[EXERCISE INSTRUCTIONS]
1) Please quote the court opinion excerpt word for word, starting at "The motion to" and ending after "authentic and correct.".
2) Write the next part of the court opinion on the motions to suppress, picking up after its final sentence.

# start of PASSAGE SHOWN

Anthony ACAVINO et al.

The opinion of the court was delivered by: POLLAK

Defendant Vincent Gangemi, Jr., has submitted three motions in which the other defendants in this criminal case have joined: (1) a motion to suppress tape recordings; (2) a motion to suppress all evidence obtained as a result of a search of the premises at 1717 S. 11th Street, Philadelphia, conducted by agents of the Drug Enforcement Administration on July 17, 1978; and (3) a motion for a severance and separate trial. An evidentiary hearing was held. For the reasons set forth below, the motions are denied.


 The motion to suppress tape recordings is grounded on the decision in United States v. Starks, 515 F.2d 112, 121 n. 11 (3d Cir. 1975). The Court of Appeals there adopted the rule of United States v. McKeever, 169 F. Supp. 426, 430 (S.D.N.Y.1958), requiring the Government to establish seven facts before a sound recording can be admitted into evidence:


(1) That the recording device was capable of taking the conversation now offered in evidence.


(2) That the operator of the device was competent to operate the device.


(3) That the recording is authentic and correct.


(4) That changes, additions or deletions have not been made in the recording.


(5) That the recording had been preserved in a manner that is shown to the court.


(6) That the speakers are identified.


(7) That the conversation elicited was made voluntarily and in good faith, without any kind of inducement.

 The evidence adduced at the hearing showed, that beginning in May, 1978, twenty-two tapes were made, recording some thirty conversations between Michael Marrazzo, a Government informant, and defendants Anthony Acavino and Frank Damiano: (1) Seven tapes are of conversations initiated by Marrazzo from various public telephone booths; the conversations were monitored by Agent William Kean of the Drug Enforcement Administration Task Force, using a portable tape recorder and induction coil. Agent Kean sealed these tapes in a plastic envelope, which he initialed and locked in a safe in his office. (2) Fourteen tapes are of conversations on Marrazzo's own telephone at home; they were made by Marrazzo on a recording machine supplied to him by Agent Kean. Marrazzo stored these tapes in a floor safe before turning them over to Agent Kean or Agent Ellis M. Hershowitz for safekeeping. (3) One tape was made using a body recorder placed on Marrazzo by Agent Kean. The body recorder was kept intact and returned to Agent Kean's office.

# end of PASSAGE SHOWN
# start of DATA SHOWN

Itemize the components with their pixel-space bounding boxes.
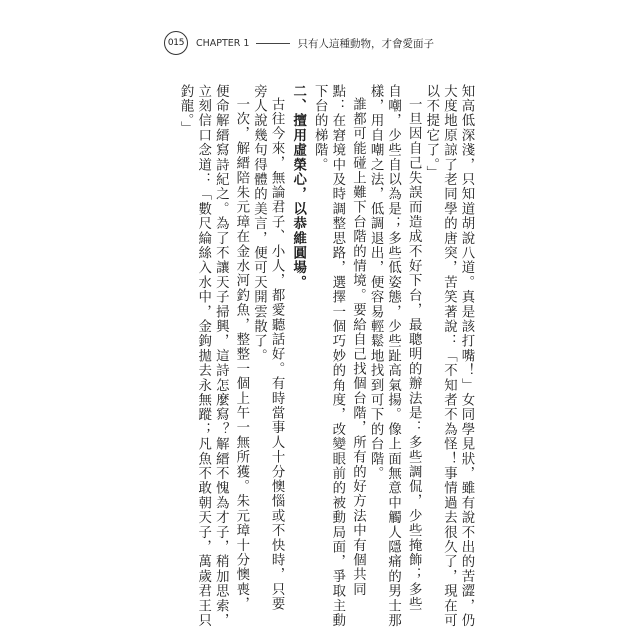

# end of DATA SHOWN

[SOLVED PROBLEMS]
1)
The motion to suppress tape recordings is grounded on the decision in United States v. Starks, 515 F.2d 112, 121 n. 11 (3d Cir. 1975). The Court of Appeals there adopted the rule of United States v. McKeever, 169 F. Supp. 426, 430 (S.D.N.Y.1958), requiring the Government to establish seven facts before a sound recording can be admitted into evidence:


(1) That the recording device was capable of taking the conversation now offered in evidence.


(2) That the operator of the device was competent to operate the device.


(3) That the recording is authentic and correct.

2)
 Defendants do not dispute that the Government has met its burden on the first six elements of the Starks test: the recording devices were adequate to their tasks; the operators were competent; the tapes were authentic and unaltered; the chain of custody was unbroken; and the speakers were identified. But, defendants insist that Marrazzo's cooperation in the making of the tapes was obtained by Government assurances to Marrazzo of immunity from parole revocation and prosecution; and it follows, so defendants argue, that none of "the conversation(s) elicited was made voluntarily and in good faith, without any kind of inducement," within the meaning of the seventh element of Starks. *fn1"

 Marrazzo's decision to cooperate with the Government in conducting and recording conversations with certain of the defendants followed an initial approach to Marrazzo by Agent Kean, who solicited Marrazzo's assistance. The context of Marrazzo's decision to cooperate emerges from Marrazzo's testimony:


Q. You got involved in some difficulty with the law at that time, didn't you, sir?


A. Yes.


Q. Now, I understand that you were on Federal parole in March or April 1978.


Is that right?


A. Yes.


Q. How much time did you have left to serve on that parole period?


A. I had until September.


Q. And do you know what kind of time you faced if your parole had been revoked?


A. Yes.


Q. How much time, sir?


A. I had an additional seven years plus whatever they would give me at the new trial.


Q. Now, you are cooperating with the Government in this case. You placed telephone calls to help yourself, didn't you, sir?


A. Yes.


Q. Now, do I take it, sir, that you wanted some assurance at that time before you placed the first call from Agent Kean that he could help you in some way?


Is that correct?


A. Right.


Q. And would have had great difficulty or hesitancy in placing that first call if he couldn't give you any assurance.


Is that correct?


A. That's true.


Q. In fact, you wouldn't have placed that first call on May 8, 1978, unless you had some assurance from Agent Kean.


Isn't that correct?


A. That's true.


Q. And that's true with respect to the second call?


A. No, because prior to the first call he took me to meet with (Assistant United States Attorney) McBride.


Q. So you had your assurance at that point?


A. Yes.


Q. Then you placed the first call?


A. Correct.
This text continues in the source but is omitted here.